* TEXT SEGMENT:

<<<<

Are You Twittering—Again—About How Awful I Am?

Blog cartoon 6-3-09

[Cartoon courtesy of Grantland Cartoons]

It used to be that the ladies room was the prime stage for the office's gossip grapevine. And, if not the ladies room, then the kitchen or the office parking lot. These days, the ladies room is everywhere, not in terms of public sanitation (hopefully), but in terms of stages for gossip. Thanks to social networking, the places where your employees can speak ill of you have multiplied. Did you see that picture Sally posted of you on Facebook from last year's holiday party?  Or the intoxicated photos Fred snapped for his MySpace page of your CEO from that last leadership retreat?

From unflattering pictures of executives to detrimental blog entries about the evil that this employee interprets your company to be, social networking is the prime tool of public relations these days, so you should come up with a strategy for managing, or at least coping, with its company-related use by employees.

>>>>

* SUPPLIED ENTRIES:
<<<<

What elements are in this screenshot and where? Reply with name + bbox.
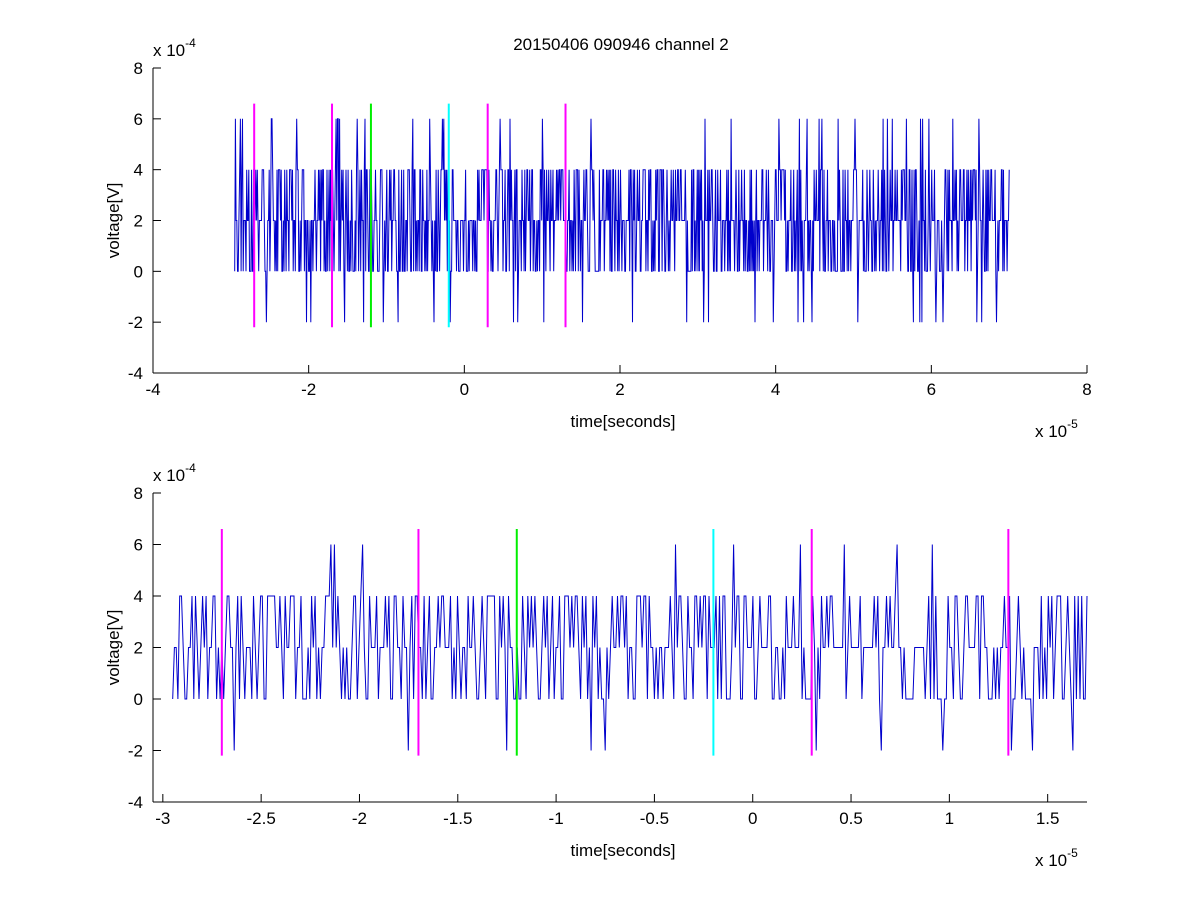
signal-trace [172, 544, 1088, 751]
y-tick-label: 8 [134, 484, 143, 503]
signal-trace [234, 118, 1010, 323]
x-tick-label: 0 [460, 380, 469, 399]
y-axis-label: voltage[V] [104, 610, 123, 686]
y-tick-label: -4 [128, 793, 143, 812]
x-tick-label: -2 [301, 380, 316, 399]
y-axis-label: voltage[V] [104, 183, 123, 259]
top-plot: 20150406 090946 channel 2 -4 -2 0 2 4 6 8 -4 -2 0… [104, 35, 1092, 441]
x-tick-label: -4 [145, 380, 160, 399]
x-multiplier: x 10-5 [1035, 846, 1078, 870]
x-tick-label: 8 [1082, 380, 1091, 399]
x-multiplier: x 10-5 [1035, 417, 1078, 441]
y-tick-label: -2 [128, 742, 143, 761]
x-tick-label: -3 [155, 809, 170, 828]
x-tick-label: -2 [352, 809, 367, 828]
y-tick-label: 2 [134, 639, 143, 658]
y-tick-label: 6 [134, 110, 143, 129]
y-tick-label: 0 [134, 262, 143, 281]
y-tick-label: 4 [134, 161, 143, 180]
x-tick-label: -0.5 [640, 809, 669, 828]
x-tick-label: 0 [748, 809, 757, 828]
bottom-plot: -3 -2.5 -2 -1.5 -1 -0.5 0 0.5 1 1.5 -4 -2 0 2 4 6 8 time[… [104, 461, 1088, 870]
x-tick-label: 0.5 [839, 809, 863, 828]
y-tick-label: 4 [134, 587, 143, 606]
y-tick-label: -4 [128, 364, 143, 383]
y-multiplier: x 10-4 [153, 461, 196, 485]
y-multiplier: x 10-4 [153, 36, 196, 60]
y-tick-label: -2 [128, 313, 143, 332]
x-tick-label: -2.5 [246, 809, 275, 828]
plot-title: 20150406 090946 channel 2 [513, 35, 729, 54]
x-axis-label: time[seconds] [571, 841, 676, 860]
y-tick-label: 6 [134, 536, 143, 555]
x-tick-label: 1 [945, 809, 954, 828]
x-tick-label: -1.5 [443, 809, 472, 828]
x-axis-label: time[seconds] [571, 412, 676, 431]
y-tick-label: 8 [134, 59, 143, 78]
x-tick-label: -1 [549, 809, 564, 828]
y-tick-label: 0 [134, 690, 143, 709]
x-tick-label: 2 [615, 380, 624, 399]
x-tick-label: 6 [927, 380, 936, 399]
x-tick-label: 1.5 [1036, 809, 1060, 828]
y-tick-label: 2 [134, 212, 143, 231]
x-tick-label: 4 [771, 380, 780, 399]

>>>>
<<<<

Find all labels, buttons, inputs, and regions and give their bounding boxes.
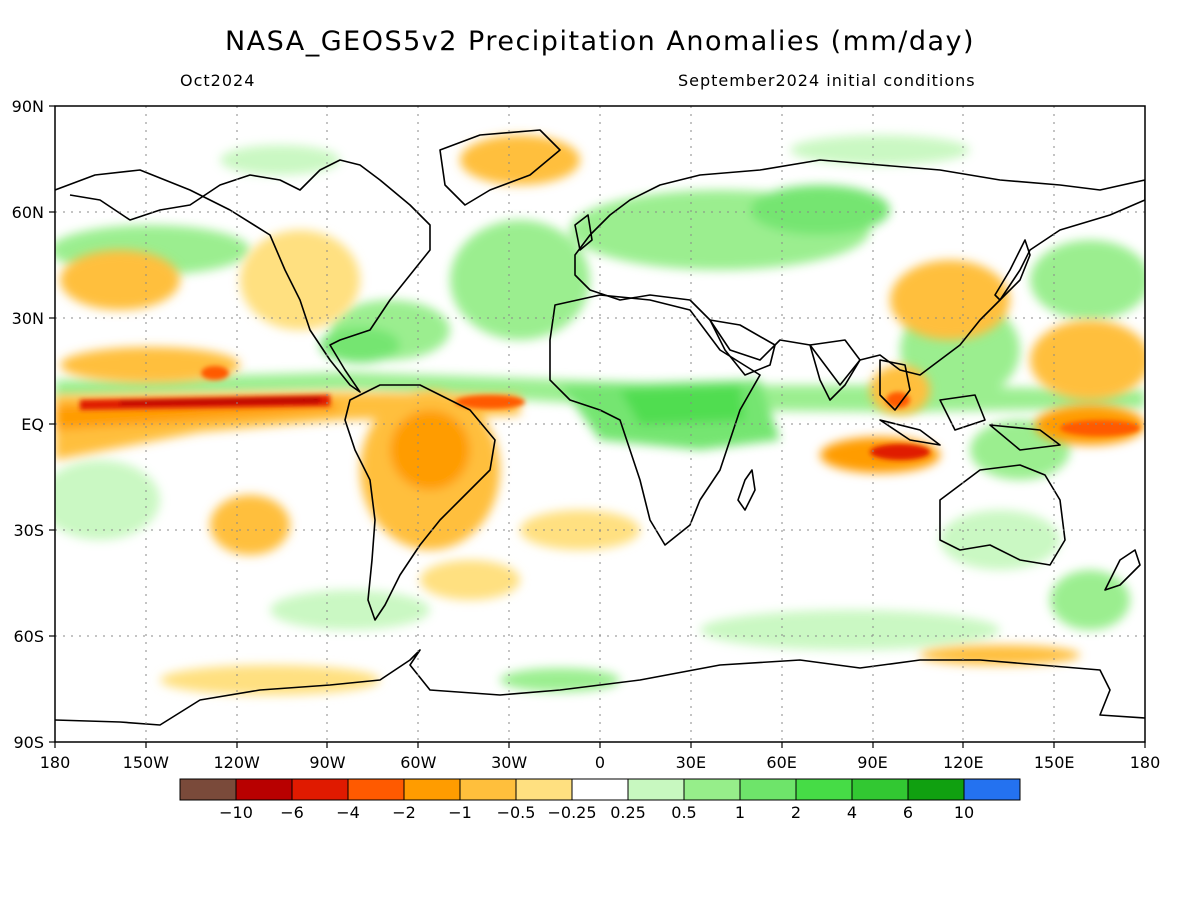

>>>>

* INSTRUCTIONS:
1) According to the post about office gossip, why should a company come up with a strategy for handling employees' company-related use of social networking?
2) Answer these questions from the post about office gossip:
(a) Besides the ladies room, which two places does it name as former stages for office gossip?
(b) From what event was the picture Sally posted on Facebook?
(c) Who is credited for the cartoon?
3) Pick up the post about office gossip after its final sentence and keep writing.

* ANSWERS PER TASK:
1) Social networking is the prime tool of public relations these days. It has multiplied the places where employees can speak ill of their employer, from unflattering pictures of executives to damaging blog entries about the company.

2)
(a) The kitchen and the office parking lot.
(b) Last year's holiday party.
(c) Grantland Cartoons.

3)
First, is it OK for your workers to use social networking tools while on the job as long as it doesn't affect their productivity, or the quality of what they produce for your customers?  If you've shied away from allowing this, think again. For Generation Y'ers, tools like Facebook represent an important way to find new information and connect with other people, including those who may be beneficial to your company. As most of you hopefully know by now, it's common for people to have more than just "friends" as Facebook contacts. Most employees have received "friend requests" from business acquaintances, and even among those who are personal friends the employee socializes with, there could be new recruits for your company, fonts of knowledge of other industries, and potential facilitators of new business partnerships. If the price of gaining these benefits is an hour spent taking quizzes on what kind of dog the employee was in a past life, no big deal, right?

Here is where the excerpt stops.